#### [Set task]
Every entry that follows should be reproduced exactly.

#### [Dataset]
━━━━━━━━━━━━━━━━

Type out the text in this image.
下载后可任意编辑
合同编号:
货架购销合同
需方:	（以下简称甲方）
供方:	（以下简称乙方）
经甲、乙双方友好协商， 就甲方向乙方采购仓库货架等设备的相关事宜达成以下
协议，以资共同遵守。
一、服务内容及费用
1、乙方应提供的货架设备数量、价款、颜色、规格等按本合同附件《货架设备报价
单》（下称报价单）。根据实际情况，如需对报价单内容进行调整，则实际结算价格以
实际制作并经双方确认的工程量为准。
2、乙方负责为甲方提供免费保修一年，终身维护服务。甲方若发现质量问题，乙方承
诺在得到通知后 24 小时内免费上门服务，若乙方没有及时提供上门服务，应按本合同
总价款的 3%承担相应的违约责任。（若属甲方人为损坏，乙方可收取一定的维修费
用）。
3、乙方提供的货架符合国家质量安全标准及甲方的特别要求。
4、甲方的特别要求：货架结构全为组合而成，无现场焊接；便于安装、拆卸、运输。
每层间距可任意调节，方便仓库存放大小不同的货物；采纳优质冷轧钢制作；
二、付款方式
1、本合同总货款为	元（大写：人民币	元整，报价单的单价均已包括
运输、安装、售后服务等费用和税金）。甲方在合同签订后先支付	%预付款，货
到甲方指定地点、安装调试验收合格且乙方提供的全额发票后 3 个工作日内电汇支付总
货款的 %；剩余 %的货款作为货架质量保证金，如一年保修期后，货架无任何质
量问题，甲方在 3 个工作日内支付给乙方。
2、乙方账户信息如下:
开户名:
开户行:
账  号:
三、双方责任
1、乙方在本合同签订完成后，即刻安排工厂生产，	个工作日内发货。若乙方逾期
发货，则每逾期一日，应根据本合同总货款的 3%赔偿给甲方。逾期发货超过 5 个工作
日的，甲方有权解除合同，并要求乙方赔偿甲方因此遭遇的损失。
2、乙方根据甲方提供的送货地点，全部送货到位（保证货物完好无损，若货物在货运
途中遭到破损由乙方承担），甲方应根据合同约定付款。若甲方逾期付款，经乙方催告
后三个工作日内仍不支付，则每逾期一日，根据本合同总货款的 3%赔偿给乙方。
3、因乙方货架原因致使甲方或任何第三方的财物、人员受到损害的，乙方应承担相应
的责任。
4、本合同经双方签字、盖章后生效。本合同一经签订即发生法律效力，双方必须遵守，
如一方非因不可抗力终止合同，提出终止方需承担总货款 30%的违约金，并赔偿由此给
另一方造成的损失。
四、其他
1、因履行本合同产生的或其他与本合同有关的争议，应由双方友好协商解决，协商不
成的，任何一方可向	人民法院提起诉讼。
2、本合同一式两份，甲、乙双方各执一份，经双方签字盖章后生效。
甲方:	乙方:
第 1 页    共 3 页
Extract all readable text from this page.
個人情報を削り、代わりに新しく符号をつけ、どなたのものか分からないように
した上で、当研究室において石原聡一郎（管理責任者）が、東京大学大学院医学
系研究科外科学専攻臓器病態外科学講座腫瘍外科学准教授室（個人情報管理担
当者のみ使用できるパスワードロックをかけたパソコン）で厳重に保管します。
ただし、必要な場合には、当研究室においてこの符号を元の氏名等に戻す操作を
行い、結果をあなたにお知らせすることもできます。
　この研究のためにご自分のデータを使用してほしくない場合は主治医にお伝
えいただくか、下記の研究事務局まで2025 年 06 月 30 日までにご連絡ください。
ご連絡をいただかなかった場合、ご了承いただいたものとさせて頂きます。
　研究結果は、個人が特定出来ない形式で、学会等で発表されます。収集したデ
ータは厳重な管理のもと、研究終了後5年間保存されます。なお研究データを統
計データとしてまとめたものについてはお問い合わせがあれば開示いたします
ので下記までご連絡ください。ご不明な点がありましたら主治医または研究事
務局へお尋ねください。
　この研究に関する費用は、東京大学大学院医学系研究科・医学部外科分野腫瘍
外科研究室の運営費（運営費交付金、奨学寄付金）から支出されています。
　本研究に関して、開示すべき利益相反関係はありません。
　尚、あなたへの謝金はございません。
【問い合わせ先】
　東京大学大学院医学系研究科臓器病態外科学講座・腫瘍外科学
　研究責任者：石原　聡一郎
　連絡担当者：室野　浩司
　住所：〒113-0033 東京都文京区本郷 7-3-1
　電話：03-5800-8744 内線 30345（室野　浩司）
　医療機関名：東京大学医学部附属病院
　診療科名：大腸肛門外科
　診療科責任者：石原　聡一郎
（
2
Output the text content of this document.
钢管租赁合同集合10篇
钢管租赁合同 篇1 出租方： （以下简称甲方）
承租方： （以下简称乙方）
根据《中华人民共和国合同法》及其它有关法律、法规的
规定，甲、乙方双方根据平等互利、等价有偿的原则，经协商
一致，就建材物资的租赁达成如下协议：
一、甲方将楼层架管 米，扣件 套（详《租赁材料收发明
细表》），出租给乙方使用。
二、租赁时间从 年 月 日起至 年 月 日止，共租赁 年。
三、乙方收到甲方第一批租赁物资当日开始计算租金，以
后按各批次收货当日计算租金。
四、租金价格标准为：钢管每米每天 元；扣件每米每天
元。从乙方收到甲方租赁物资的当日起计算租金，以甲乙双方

━━━━━━━━━━━━━━━━

#### [Response]
Type out the text in this image.
下载后可任意编辑
合同编号:
货架购销合同
需方:	（以下简称甲方）
供方:	（以下简称乙方）
经甲、乙双方友好协商， 就甲方向乙方采购仓库货架等设备的相关事宜达成以下
协议，以资共同遵守。
一、服务内容及费用
1、乙方应提供的货架设备数量、价款、颜色、规格等按本合同附件《货架设备报价
单》（下称报价单）。根据实际情况，如需对报价单内容进行调整，则实际结算价格以
实际制作并经双方确认的工程量为准。
2、乙方负责为甲方提供免费保修一年，终身维护服务。甲方若发现质量问题，乙方承
诺在得到通知后 24 小时内免费上门服务，若乙方没有及时提供上门服务，应按本合同
总价款的 3%承担相应的违约责任。（若属甲方人为损坏，乙方可收取一定的维修费
用）。
3、乙方提供的货架符合国家质量安全标准及甲方的特别要求。
4、甲方的特别要求：货架结构全为组合而成，无现场焊接；便于安装、拆卸、运输。
每层间距可任意调节，方便仓库存放大小不同的货物；采纳优质冷轧钢制作；
二、付款方式
1、本合同总货款为	元（大写：人民币	元整，报价单的单价均已包括
运输、安装、售后服务等费用和税金）。甲方在合同签订后先支付	%预付款，货
到甲方指定地点、安装调试验收合格且乙方提供的全额发票后 3 个工作日内电汇支付总
货款的 %；剩余 %的货款作为货架质量保证金，如一年保修期后，货架无任何质
量问题，甲方在 3 个工作日内支付给乙方。
2、乙方账户信息如下:
开户名:
开户行:
账  号:
三、双方责任
1、乙方在本合同签订完成后，即刻安排工厂生产，	个工作日内发货。若乙方逾期
发货，则每逾期一日，应根据本合同总货款的 3%赔偿给甲方。逾期发货超过 5 个工作
日的，甲方有权解除合同，并要求乙方赔偿甲方因此遭遇的损失。
2、乙方根据甲方提供的送货地点，全部送货到位（保证货物完好无损，若货物在货运
途中遭到破损由乙方承担），甲方应根据合同约定付款。若甲方逾期付款，经乙方催告
后三个工作日内仍不支付，则每逾期一日，根据本合同总货款的 3%赔偿给乙方。
3、因乙方货架原因致使甲方或任何第三方的财物、人员受到损害的，乙方应承担相应
的责任。
4、本合同经双方签字、盖章后生效。本合同一经签订即发生法律效力，双方必须遵守，
如一方非因不可抗力终止合同，提出终止方需承担总货款 30%的违约金，并赔偿由此给
另一方造成的损失。
四、其他
1、因履行本合同产生的或其他与本合同有关的争议，应由双方友好协商解决，协商不
成的，任何一方可向	人民法院提起诉讼。
2、本合同一式两份，甲、乙双方各执一份，经双方签字盖章后生效。
甲方:	乙方:
第 1 页    共 3 页
Extract all readable text from this page.
個人情報を削り、代わりに新しく符号をつけ、どなたのものか分からないように
した上で、当研究室において石原聡一郎（管理責任者）が、東京大学大学院医学
系研究科外科学専攻臓器病態外科学講座腫瘍外科学准教授室（個人情報管理担
当者のみ使用できるパスワードロックをかけたパソコン）で厳重に保管します。
ただし、必要な場合には、当研究室においてこの符号を元の氏名等に戻す操作を
行い、結果をあなたにお知らせすることもできます。
　この研究のためにご自分のデータを使用してほしくない場合は主治医にお伝
えいただくか、下記の研究事務局まで2025 年 06 月 30 日までにご連絡ください。
ご連絡をいただかなかった場合、ご了承いただいたものとさせて頂きます。
　研究結果は、個人が特定出来ない形式で、学会等で発表されます。収集したデ
ータは厳重な管理のもと、研究終了後5年間保存されます。なお研究データを統
計データとしてまとめたものについてはお問い合わせがあれば開示いたします
ので下記までご連絡ください。ご不明な点がありましたら主治医または研究事
務局へお尋ねください。
　この研究に関する費用は、東京大学大学院医学系研究科・医学部外科分野腫瘍
外科研究室の運営費（運営費交付金、奨学寄付金）から支出されています。
　本研究に関して、開示すべき利益相反関係はありません。
　尚、あなたへの謝金はございません。
【問い合わせ先】
　東京大学大学院医学系研究科臓器病態外科学講座・腫瘍外科学
　研究責任者：石原　聡一郎
　連絡担当者：室野　浩司
　住所：〒113-0033 東京都文京区本郷 7-3-1
　電話：03-5800-8744 内線 30345（室野　浩司）
　医療機関名：東京大学医学部附属病院
　診療科名：大腸肛門外科
　診療科責任者：石原　聡一郎
（
2
Output the text content of this document.
钢管租赁合同集合10篇
钢管租赁合同 篇1 出租方： （以下简称甲方）
承租方： （以下简称乙方）
根据《中华人民共和国合同法》及其它有关法律、法规的
规定，甲、乙方双方根据平等互利、等价有偿的原则，经协商
一致，就建材物资的租赁达成如下协议：
一、甲方将楼层架管 米，扣件 套（详《租赁材料收发明
细表》），出租给乙方使用。
二、租赁时间从 年 月 日起至 年 月 日止，共租赁 年。
三、乙方收到甲方第一批租赁物资当日开始计算租金，以
后按各批次收货当日计算租金。
四、租金价格标准为：钢管每米每天 元；扣件每米每天
元。从乙方收到甲方租赁物资的当日起计算租金，以甲乙双方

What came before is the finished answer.